* Job:
Reproduce the listing below in full and without alteration, apart from its pictures.

------------------------------------------------------------

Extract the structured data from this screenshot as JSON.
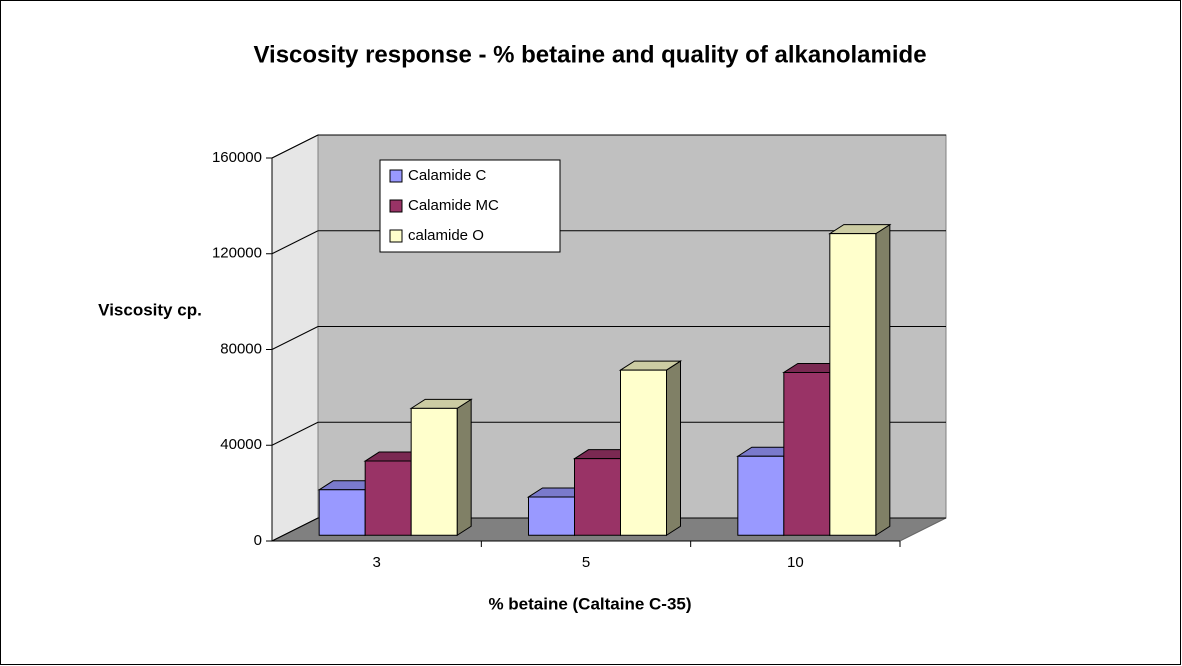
{
  "chart_data": {
    "type": "bar3d",
    "title": "Viscosity response - % betaine and quality of alkanolamide",
    "y_label": "Viscosity cp.",
    "x_label": "% betaine (Caltaine C-35)",
    "categories": [
      "3",
      "5",
      "10"
    ],
    "series": [
      {
        "name": "Calamide C",
        "color": "#9999ff",
        "values": [
          19000,
          16000,
          33000
        ]
      },
      {
        "name": "Calamide MC",
        "color": "#993366",
        "values": [
          31000,
          32000,
          68000
        ]
      },
      {
        "name": "calamide O",
        "color": "#ffffcc",
        "values": [
          53000,
          69000,
          126000
        ]
      }
    ],
    "ylim": [
      0,
      160000
    ],
    "yticks": [
      0,
      40000,
      80000,
      120000,
      160000
    ],
    "grid": true,
    "legend": "top-left"
  }
}
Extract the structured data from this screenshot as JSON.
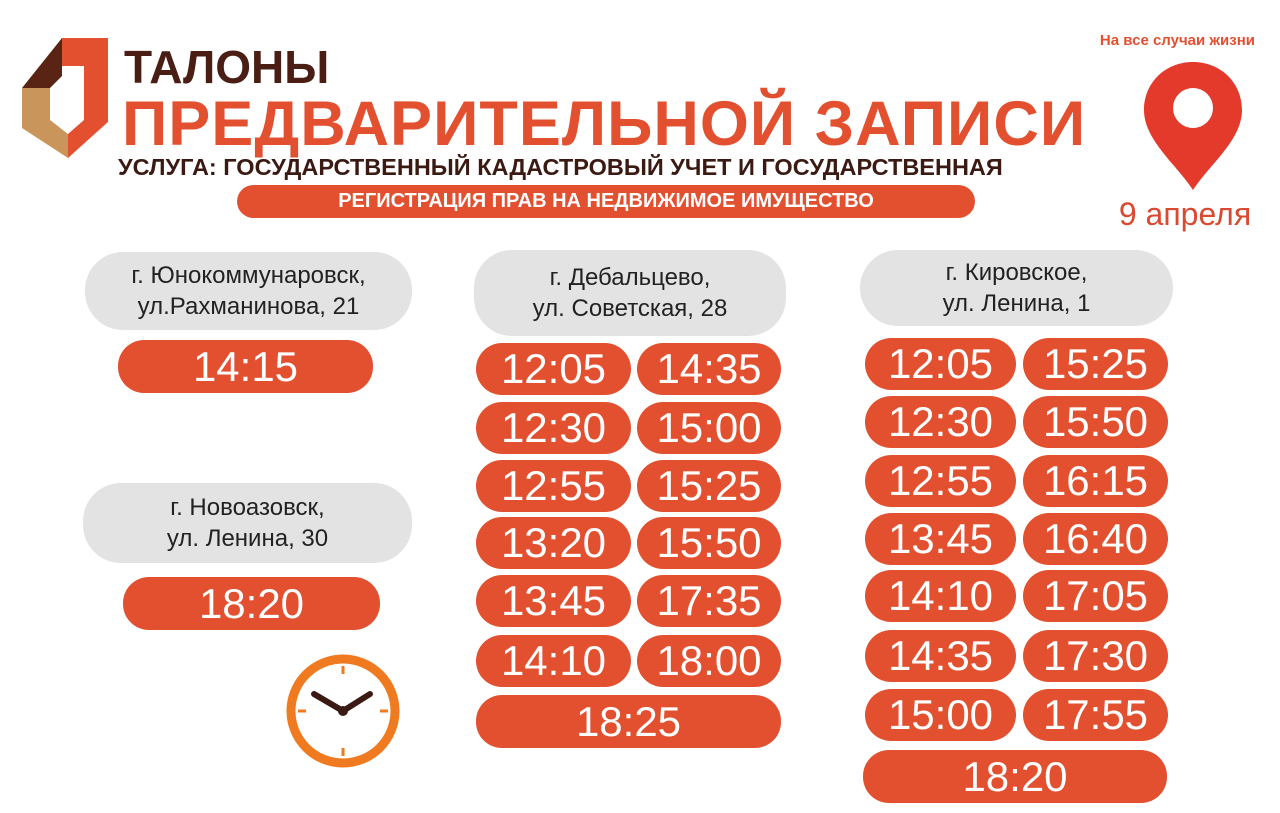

------------------------------------------------------------

* Expected answer:
Extract the structured data from this screenshot as JSON.
{
  "chart_data": {
    "type": "bar3d",
    "title": "Viscosity response - % betaine and quality of alkanolamide",
    "y_label": "Viscosity cp.",
    "x_label": "% betaine (Caltaine C-35)",
    "categories": [
      "3",
      "5",
      "10"
    ],
    "series": [
      {
        "name": "Calamide C",
        "color": "#9999ff",
        "values": [
          19000,
          16000,
          33000
        ]
      },
      {
        "name": "Calamide MC",
        "color": "#993366",
        "values": [
          31000,
          32000,
          68000
        ]
      },
      {
        "name": "calamide O",
        "color": "#ffffcc",
        "values": [
          53000,
          69000,
          126000
        ]
      }
    ],
    "ylim": [
      0,
      160000
    ],
    "yticks": [
      0,
      40000,
      80000,
      120000,
      160000
    ],
    "grid": true,
    "legend": "top-left"
  }
}
Extract the structured data from this screenshot as JSON.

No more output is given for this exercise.